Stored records

* Start *

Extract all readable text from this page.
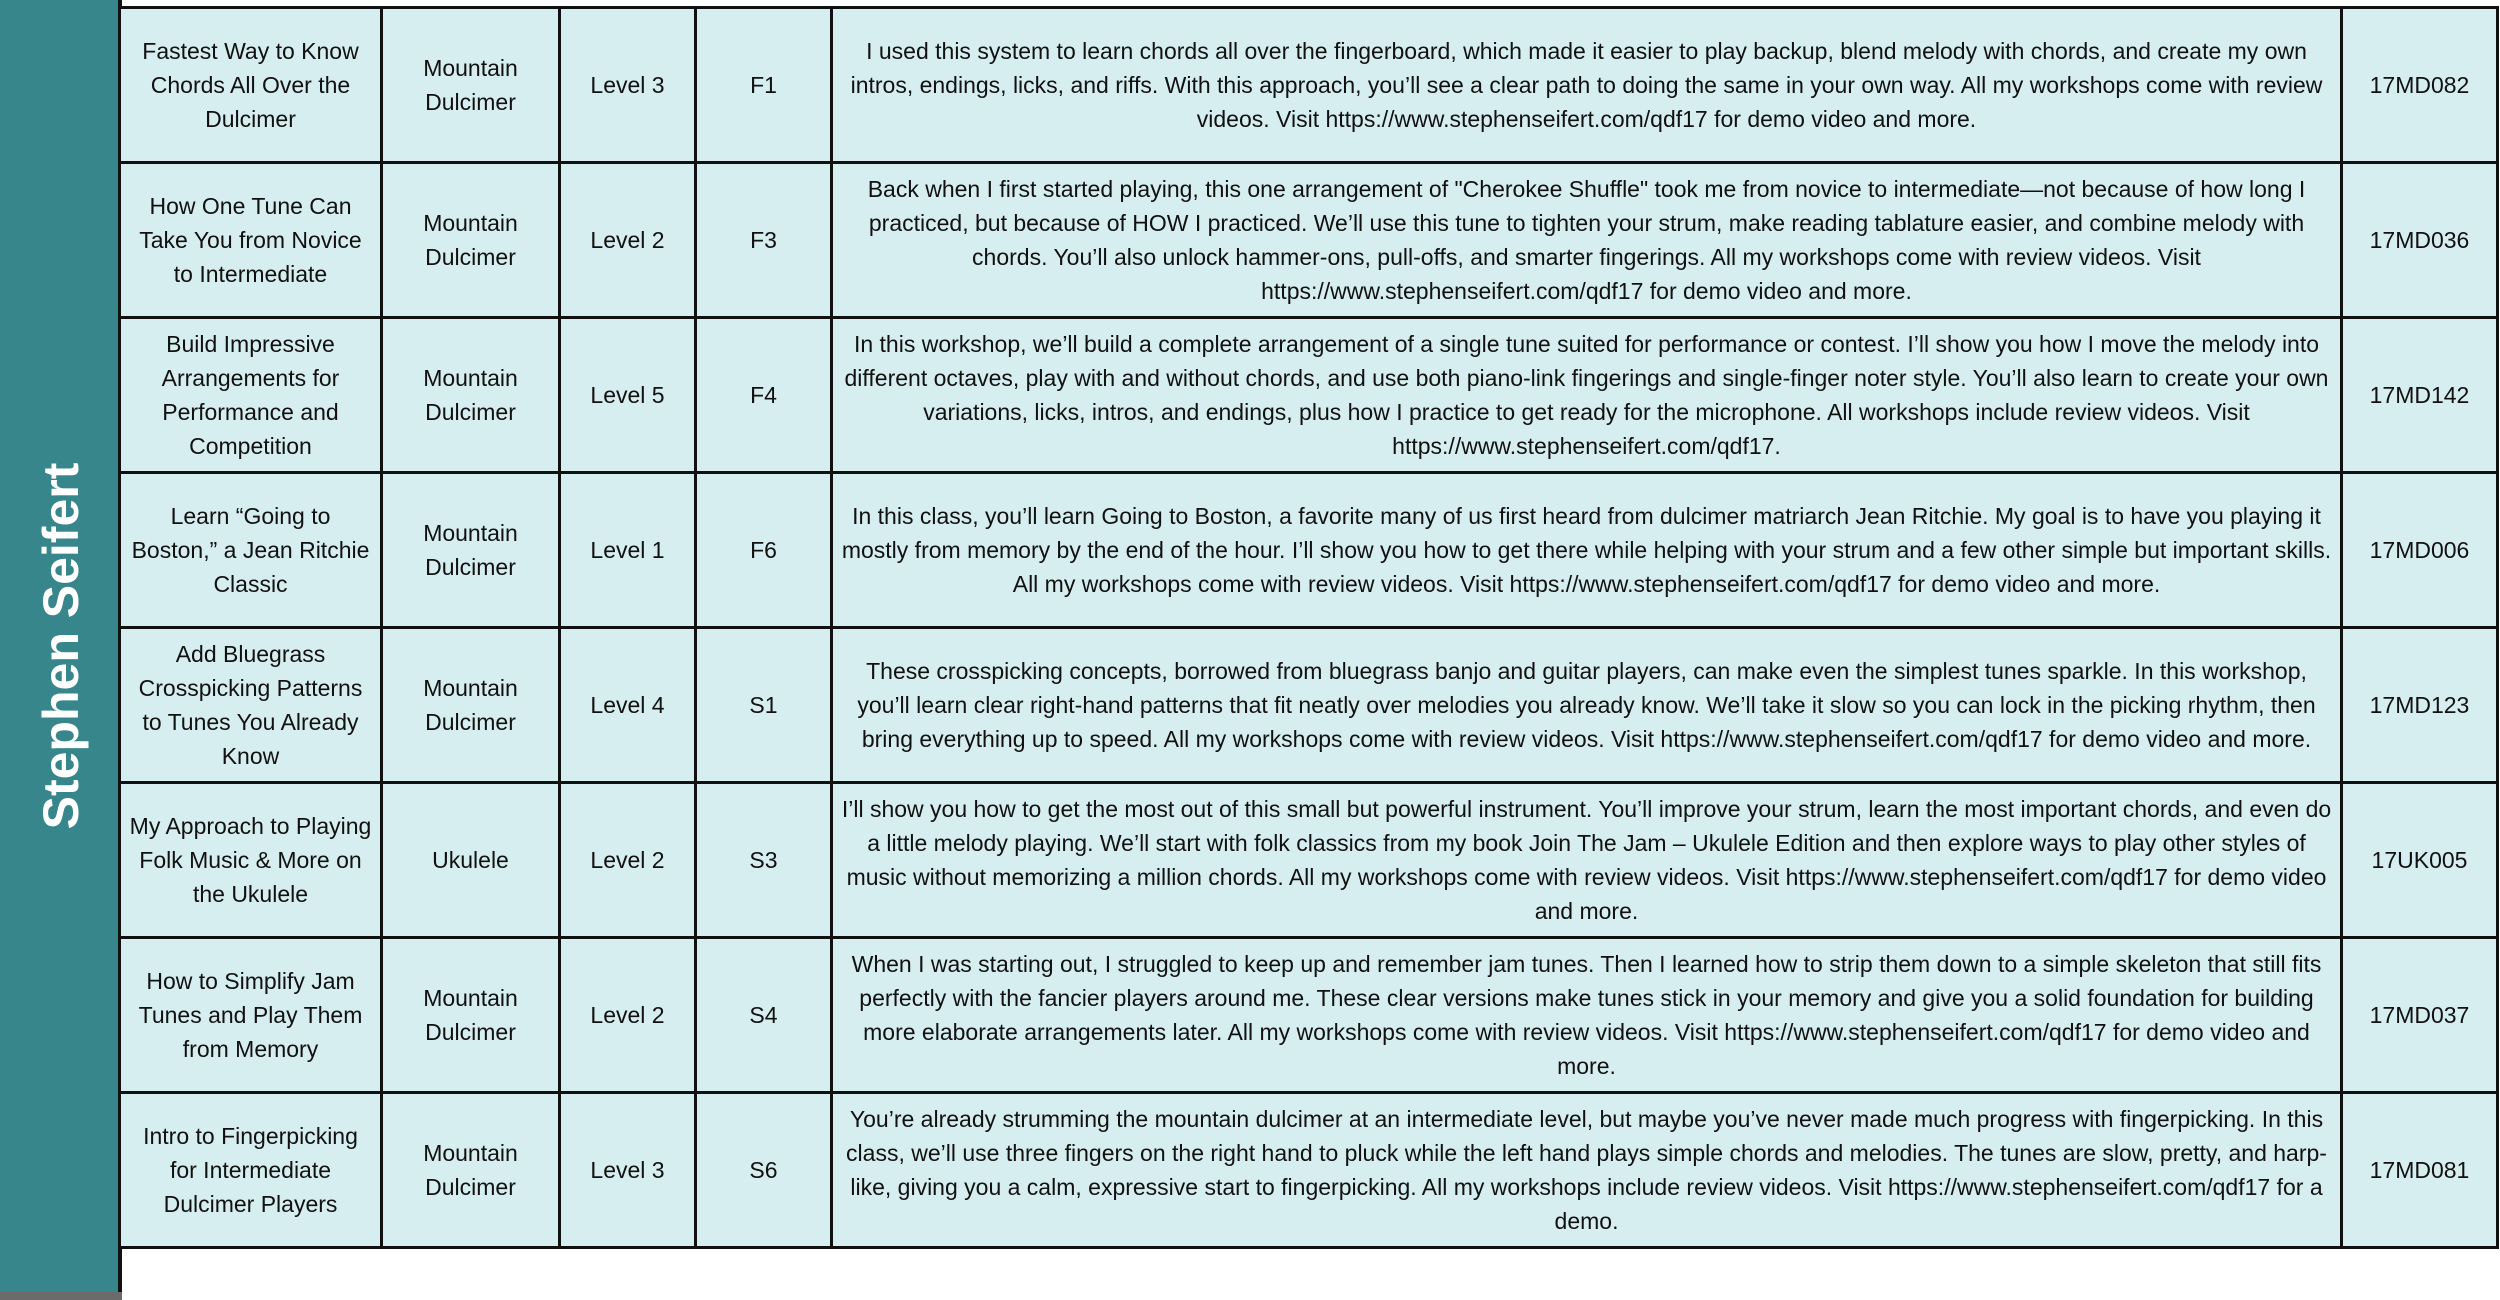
Stephen Seifert
Fastest Way to Know Chords All Over the Dulcimer	Mountain Dulcimer	Level 3	F1	I used this system to learn chords all over the fingerboard, which made it easier to play backup, blend melody with chords, and create my own intros, endings, licks, and riffs. With this approach, you’ll see a clear path to doing the same in your own way. All my workshops come with review videos. Visit https://www.stephenseifert.com/qdf17 for demo video and more.	17MD082
How One Tune Can Take You from Novice to Intermediate	Mountain Dulcimer	Level 2	F3	Back when I first started playing, this one arrangement of "Cherokee Shuffle" took me from novice to intermediate—not because of how long I practiced, but because of HOW I practiced. We’ll use this tune to tighten your strum, make reading tablature easier, and combine melody with chords. You’ll also unlock hammer-ons, pull-offs, and smarter fingerings. All my workshops come with review videos. Visit https://www.stephenseifert.com/qdf17 for demo video and more.	17MD036
Build Impressive Arrangements for Performance and Competition	Mountain Dulcimer	Level 5	F4	In this workshop, we’ll build a complete arrangement of a single tune suited for performance or contest. I’ll show you how I move the melody into different octaves, play with and without chords, and use both piano-link fingerings and single-finger noter style. You’ll also learn to create your own variations, licks, intros, and endings, plus how I practice to get ready for the microphone. All workshops include review videos. Visit https://www.stephenseifert.com/qdf17.	17MD142
Learn “Going to Boston,” a Jean Ritchie Classic	Mountain Dulcimer	Level 1	F6	In this class, you’ll learn Going to Boston, a favorite many of us first heard from dulcimer matriarch Jean Ritchie. My goal is to have you playing it mostly from memory by the end of the hour. I’ll show you how to get there while helping with your strum and a few other simple but important skills. All my workshops come with review videos. Visit https://www.stephenseifert.com/qdf17 for demo video and more.	17MD006
Add Bluegrass Crosspicking Patterns to Tunes You Already Know	Mountain Dulcimer	Level 4	S1	These crosspicking concepts, borrowed from bluegrass banjo and guitar players, can make even the simplest tunes sparkle. In this workshop, you’ll learn clear right-hand patterns that fit neatly over melodies you already know. We’ll take it slow so you can lock in the picking rhythm, then bring everything up to speed. All my workshops come with review videos. Visit https://www.stephenseifert.com/qdf17 for demo video and more.	17MD123
My Approach to Playing Folk Music & More on the Ukulele	Ukulele	Level 2	S3	I’ll show you how to get the most out of this small but powerful instrument. You’ll improve your strum, learn the most important chords, and even do a little melody playing. We’ll start with folk classics from my book Join The Jam – Ukulele Edition and then explore ways to play other styles of music without memorizing a million chords. All my workshops come with review videos. Visit https://www.stephenseifert.com/qdf17 for demo video and more.	17UK005
How to Simplify Jam Tunes and Play Them from Memory	Mountain Dulcimer	Level 2	S4	When I was starting out, I struggled to keep up and remember jam tunes. Then I learned how to strip them down to a simple skeleton that still fits perfectly with the fancier players around me. These clear versions make tunes stick in your memory and give you a solid foundation for building more elaborate arrangements later. All my workshops come with review videos. Visit https://www.stephenseifert.com/qdf17 for demo video and more.	17MD037
Intro to Fingerpicking for Intermediate Dulcimer Players	Mountain Dulcimer	Level 3	S6	You’re already strumming the mountain dulcimer at an intermediate level, but maybe you’ve never made much progress with fingerpicking. In this class, we’ll use three fingers on the right hand to pluck while the left hand plays simple chords and melodies. The tunes are slow, pretty, and harp-like, giving you a calm, expressive start to fingerpicking. All my workshops include review videos. Visit https://www.stephenseifert.com/qdf17 for a demo.	17MD081
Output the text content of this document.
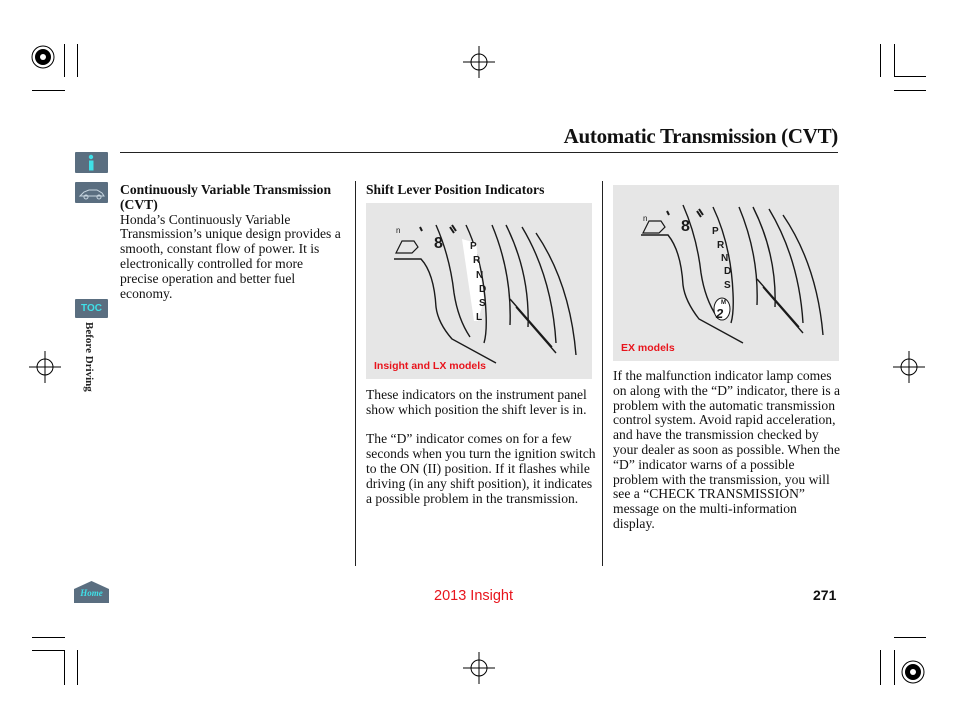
Automatic Transmission (CVT)
TOC
Before Driving
Home
Continuously Variable Transmission (CVT)

Honda’s Continuously Variable Transmission’s unique design provides a smooth, constant flow of power. It is electronically controlled for more precise operation and better fuel economy.

Shift Lever Position Indicators
P
R
N
D
S
L
8
n
Insight and LX models

These indicators on the instrument panel show which position the shift lever is in.

The “D” indicator comes on for a few seconds when you turn the ignition switch to the ON (II) position. If it flashes while driving (in any shift position), it indicates a possible problem in the transmission.

P
R
N
D
S
M
2
8
n
EX models

If the malfunction indicator lamp comes on along with the “D” indicator, there is a problem with the automatic transmission control system. Avoid rapid acceleration, and have the transmission checked by your dealer as soon as possible. When the “D” indicator warns of a possible problem with the transmission, you will see a “CHECK TRANSMISSION” message on the multi-information display.

2013 Insight	271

* End *

Required task: Filter the data, keeping only the lines that contain "show".

Correct answer:
Build Impressive Arrangements for Performance and Competition	Mountain Dulcimer	Level 5	F4	In this workshop, we’ll build a complete arrangement of a single tune suited for performance or contest. I’ll show you how I move the melody into different octaves, play with and without chords, and use both piano-link fingerings and single-finger noter style. You’ll also learn to create your own variations, licks, intros, and endings, plus how I practice to get ready for the microphone. All workshops include review videos. Visit https://www.stephenseifert.com/qdf17.	17MD142
Learn “Going to Boston,” a Jean Ritchie Classic	Mountain Dulcimer	Level 1	F6	In this class, you’ll learn Going to Boston, a favorite many of us first heard from dulcimer matriarch Jean Ritchie. My goal is to have you playing it mostly from memory by the end of the hour. I’ll show you how to get there while helping with your strum and a few other simple but important skills. All my workshops come with review videos. Visit https://www.stephenseifert.com/qdf17 for demo video and more.	17MD006
My Approach to Playing Folk Music & More on the Ukulele	Ukulele	Level 2	S3	I’ll show you how to get the most out of this small but powerful instrument. You’ll improve your strum, learn the most important chords, and even do a little melody playing. We’ll start with folk classics from my book Join The Jam – Ukulele Edition and then explore ways to play other styles of music without memorizing a million chords. All my workshops come with review videos. Visit https://www.stephenseifert.com/qdf17 for demo video and more.	17UK005
These indicators on the instrument panel show which position the shift lever is in.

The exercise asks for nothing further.